The request: From the entries that follow, list every line in which the string "data" appears.

==== The records

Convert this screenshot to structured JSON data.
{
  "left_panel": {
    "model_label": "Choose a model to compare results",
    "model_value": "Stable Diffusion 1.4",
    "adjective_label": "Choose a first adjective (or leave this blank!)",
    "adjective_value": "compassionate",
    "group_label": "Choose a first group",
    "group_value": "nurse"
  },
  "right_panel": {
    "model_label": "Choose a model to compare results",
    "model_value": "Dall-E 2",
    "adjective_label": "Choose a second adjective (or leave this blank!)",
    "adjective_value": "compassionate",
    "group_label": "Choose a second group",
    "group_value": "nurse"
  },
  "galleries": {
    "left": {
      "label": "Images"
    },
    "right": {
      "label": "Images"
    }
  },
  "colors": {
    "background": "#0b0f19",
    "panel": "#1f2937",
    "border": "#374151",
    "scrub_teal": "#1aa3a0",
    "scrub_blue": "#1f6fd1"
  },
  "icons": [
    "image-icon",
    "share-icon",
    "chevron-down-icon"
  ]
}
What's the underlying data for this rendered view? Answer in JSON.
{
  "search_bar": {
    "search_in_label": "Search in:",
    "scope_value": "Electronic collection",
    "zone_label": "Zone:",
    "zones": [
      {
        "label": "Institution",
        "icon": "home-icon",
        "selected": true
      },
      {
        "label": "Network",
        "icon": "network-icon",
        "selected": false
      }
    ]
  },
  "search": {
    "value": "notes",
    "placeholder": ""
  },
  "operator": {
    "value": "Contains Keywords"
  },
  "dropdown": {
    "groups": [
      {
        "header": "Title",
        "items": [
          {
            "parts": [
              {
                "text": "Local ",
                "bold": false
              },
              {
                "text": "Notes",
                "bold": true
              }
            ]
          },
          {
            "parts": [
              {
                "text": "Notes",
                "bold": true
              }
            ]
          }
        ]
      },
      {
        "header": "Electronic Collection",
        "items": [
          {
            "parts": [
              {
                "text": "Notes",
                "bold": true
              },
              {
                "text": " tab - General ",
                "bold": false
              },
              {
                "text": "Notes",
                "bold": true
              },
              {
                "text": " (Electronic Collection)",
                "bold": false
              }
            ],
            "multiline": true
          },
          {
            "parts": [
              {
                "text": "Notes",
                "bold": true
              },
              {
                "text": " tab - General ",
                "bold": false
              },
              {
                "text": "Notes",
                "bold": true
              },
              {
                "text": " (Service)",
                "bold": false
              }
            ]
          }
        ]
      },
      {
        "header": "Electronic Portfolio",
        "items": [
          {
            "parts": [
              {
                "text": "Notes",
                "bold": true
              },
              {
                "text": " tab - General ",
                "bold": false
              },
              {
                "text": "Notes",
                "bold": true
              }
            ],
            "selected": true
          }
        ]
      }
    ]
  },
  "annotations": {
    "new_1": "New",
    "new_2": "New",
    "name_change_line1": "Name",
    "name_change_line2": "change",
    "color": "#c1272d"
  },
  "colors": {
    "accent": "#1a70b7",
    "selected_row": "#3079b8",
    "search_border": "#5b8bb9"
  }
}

========

Final result:
Convert this screenshot to structured JSON data.
What's the underlying data for this rendered view? Answer in JSON.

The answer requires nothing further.